--- START OF RECORDS FOR THE TASK ---

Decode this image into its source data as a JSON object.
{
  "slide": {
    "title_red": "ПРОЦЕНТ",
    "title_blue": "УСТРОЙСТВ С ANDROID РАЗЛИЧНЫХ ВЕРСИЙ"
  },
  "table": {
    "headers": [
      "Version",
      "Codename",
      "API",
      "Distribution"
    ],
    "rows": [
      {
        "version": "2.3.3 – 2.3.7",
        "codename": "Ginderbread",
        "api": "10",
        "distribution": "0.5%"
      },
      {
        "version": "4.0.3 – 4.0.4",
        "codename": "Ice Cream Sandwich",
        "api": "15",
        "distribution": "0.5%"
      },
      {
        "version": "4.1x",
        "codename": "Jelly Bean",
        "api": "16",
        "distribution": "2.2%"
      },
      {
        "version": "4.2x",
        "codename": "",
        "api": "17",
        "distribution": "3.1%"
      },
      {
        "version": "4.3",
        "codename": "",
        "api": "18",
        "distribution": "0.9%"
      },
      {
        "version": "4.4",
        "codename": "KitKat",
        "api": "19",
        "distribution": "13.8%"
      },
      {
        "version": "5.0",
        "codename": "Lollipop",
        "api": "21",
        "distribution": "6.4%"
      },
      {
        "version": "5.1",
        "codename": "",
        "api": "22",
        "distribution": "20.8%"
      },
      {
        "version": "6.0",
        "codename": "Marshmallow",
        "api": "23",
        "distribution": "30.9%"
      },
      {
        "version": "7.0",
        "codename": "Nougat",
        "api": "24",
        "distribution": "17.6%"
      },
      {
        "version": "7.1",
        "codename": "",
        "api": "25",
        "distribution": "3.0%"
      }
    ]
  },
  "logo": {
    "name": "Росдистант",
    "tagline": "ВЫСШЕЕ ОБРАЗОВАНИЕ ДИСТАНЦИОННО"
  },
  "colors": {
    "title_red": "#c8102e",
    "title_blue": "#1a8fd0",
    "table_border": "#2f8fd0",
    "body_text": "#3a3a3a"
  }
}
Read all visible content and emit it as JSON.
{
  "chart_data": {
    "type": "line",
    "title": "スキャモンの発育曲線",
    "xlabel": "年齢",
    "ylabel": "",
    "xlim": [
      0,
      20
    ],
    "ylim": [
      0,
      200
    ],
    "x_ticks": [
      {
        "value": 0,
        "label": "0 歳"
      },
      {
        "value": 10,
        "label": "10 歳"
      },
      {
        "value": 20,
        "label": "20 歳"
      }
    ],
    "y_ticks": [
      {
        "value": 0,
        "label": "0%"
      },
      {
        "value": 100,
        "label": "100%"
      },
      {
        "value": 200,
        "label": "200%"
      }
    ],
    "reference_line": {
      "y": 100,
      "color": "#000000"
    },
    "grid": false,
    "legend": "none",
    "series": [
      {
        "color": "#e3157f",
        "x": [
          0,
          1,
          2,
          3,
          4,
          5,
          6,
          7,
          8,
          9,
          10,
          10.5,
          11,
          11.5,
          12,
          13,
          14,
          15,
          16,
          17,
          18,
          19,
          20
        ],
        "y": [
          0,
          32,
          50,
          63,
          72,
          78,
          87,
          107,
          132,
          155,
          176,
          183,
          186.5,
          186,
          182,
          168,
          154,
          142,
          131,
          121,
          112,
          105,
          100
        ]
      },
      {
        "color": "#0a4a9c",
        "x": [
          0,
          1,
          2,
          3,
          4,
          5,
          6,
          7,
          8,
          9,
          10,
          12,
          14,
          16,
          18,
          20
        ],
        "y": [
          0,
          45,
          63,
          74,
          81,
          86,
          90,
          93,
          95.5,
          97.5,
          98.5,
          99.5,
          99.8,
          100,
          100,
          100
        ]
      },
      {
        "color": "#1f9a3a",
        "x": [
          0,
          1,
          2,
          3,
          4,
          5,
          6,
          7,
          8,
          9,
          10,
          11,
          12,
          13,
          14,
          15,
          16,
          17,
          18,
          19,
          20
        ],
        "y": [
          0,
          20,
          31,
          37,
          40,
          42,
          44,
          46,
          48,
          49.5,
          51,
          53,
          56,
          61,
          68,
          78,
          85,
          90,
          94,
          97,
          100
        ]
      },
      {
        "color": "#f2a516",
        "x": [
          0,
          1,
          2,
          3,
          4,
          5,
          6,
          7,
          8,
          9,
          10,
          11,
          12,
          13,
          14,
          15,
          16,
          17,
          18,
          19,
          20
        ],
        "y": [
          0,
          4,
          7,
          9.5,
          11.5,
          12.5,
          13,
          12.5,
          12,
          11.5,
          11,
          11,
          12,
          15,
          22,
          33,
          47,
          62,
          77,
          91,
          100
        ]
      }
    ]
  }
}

--- END OF RECORDS FOR THE TASK ---

INSTRUCTION
The entries above must be returned in full, exactly as shown.

EXERCISE SOLUTION
Decode this image into its source data as a JSON object.
{
  "slide": {
    "title_red": "ПРОЦЕНТ",
    "title_blue": "УСТРОЙСТВ С ANDROID РАЗЛИЧНЫХ ВЕРСИЙ"
  },
  "table": {
    "headers": [
      "Version",
      "Codename",
      "API",
      "Distribution"
    ],
    "rows": [
      {
        "version": "2.3.3 – 2.3.7",
        "codename": "Ginderbread",
        "api": "10",
        "distribution": "0.5%"
      },
      {
        "version": "4.0.3 – 4.0.4",
        "codename": "Ice Cream Sandwich",
        "api": "15",
        "distribution": "0.5%"
      },
      {
        "version": "4.1x",
        "codename": "Jelly Bean",
        "api": "16",
        "distribution": "2.2%"
      },
      {
        "version": "4.2x",
        "codename": "",
        "api": "17",
        "distribution": "3.1%"
      },
      {
        "version": "4.3",
        "codename": "",
        "api": "18",
        "distribution": "0.9%"
      },
      {
        "version": "4.4",
        "codename": "KitKat",
        "api": "19",
        "distribution": "13.8%"
      },
      {
        "version": "5.0",
        "codename": "Lollipop",
        "api": "21",
        "distribution": "6.4%"
      },
      {
        "version": "5.1",
        "codename": "",
        "api": "22",
        "distribution": "20.8%"
      },
      {
        "version": "6.0",
        "codename": "Marshmallow",
        "api": "23",
        "distribution": "30.9%"
      },
      {
        "version": "7.0",
        "codename": "Nougat",
        "api": "24",
        "distribution": "17.6%"
      },
      {
        "version": "7.1",
        "codename": "",
        "api": "25",
        "distribution": "3.0%"
      }
    ]
  },
  "logo": {
    "name": "Росдистант",
    "tagline": "ВЫСШЕЕ ОБРАЗОВАНИЕ ДИСТАНЦИОННО"
  },
  "colors": {
    "title_red": "#c8102e",
    "title_blue": "#1a8fd0",
    "table_border": "#2f8fd0",
    "body_text": "#3a3a3a"
  }
}
Read all visible content and emit it as JSON.
{
  "chart_data": {
    "type": "line",
    "title": "スキャモンの発育曲線",
    "xlabel": "年齢",
    "ylabel": "",
    "xlim": [
      0,
      20
    ],
    "ylim": [
      0,
      200
    ],
    "x_ticks": [
      {
        "value": 0,
        "label": "0 歳"
      },
      {
        "value": 10,
        "label": "10 歳"
      },
      {
        "value": 20,
        "label": "20 歳"
      }
    ],
    "y_ticks": [
      {
        "value": 0,
        "label": "0%"
      },
      {
        "value": 100,
        "label": "100%"
      },
      {
        "value": 200,
        "label": "200%"
      }
    ],
    "reference_line": {
      "y": 100,
      "color": "#000000"
    },
    "grid": false,
    "legend": "none",
    "series": [
      {
        "color": "#e3157f",
        "x": [
          0,
          1,
          2,
          3,
          4,
          5,
          6,
          7,
          8,
          9,
          10,
          10.5,
          11,
          11.5,
          12,
          13,
          14,
          15,
          16,
          17,
          18,
          19,
          20
        ],
        "y": [
          0,
          32,
          50,
          63,
          72,
          78,
          87,
          107,
          132,
          155,
          176,
          183,
          186.5,
          186,
          182,
          168,
          154,
          142,
          131,
          121,
          112,
          105,
          100
        ]
      },
      {
        "color": "#0a4a9c",
        "x": [
          0,
          1,
          2,
          3,
          4,
          5,
          6,
          7,
          8,
          9,
          10,
          12,
          14,
          16,
          18,
          20
        ],
        "y": [
          0,
          45,
          63,
          74,
          81,
          86,
          90,
          93,
          95.5,
          97.5,
          98.5,
          99.5,
          99.8,
          100,
          100,
          100
        ]
      },
      {
        "color": "#1f9a3a",
        "x": [
          0,
          1,
          2,
          3,
          4,
          5,
          6,
          7,
          8,
          9,
          10,
          11,
          12,
          13,
          14,
          15,
          16,
          17,
          18,
          19,
          20
        ],
        "y": [
          0,
          20,
          31,
          37,
          40,
          42,
          44,
          46,
          48,
          49.5,
          51,
          53,
          56,
          61,
          68,
          78,
          85,
          90,
          94,
          97,
          100
        ]
      },
      {
        "color": "#f2a516",
        "x": [
          0,
          1,
          2,
          3,
          4,
          5,
          6,
          7,
          8,
          9,
          10,
          11,
          12,
          13,
          14,
          15,
          16,
          17,
          18,
          19,
          20
        ],
        "y": [
          0,
          4,
          7,
          9.5,
          11.5,
          12.5,
          13,
          12.5,
          12,
          11.5,
          11,
          11,
          12,
          15,
          22,
          33,
          47,
          62,
          77,
          91,
          100
        ]
      }
    ]
  }
}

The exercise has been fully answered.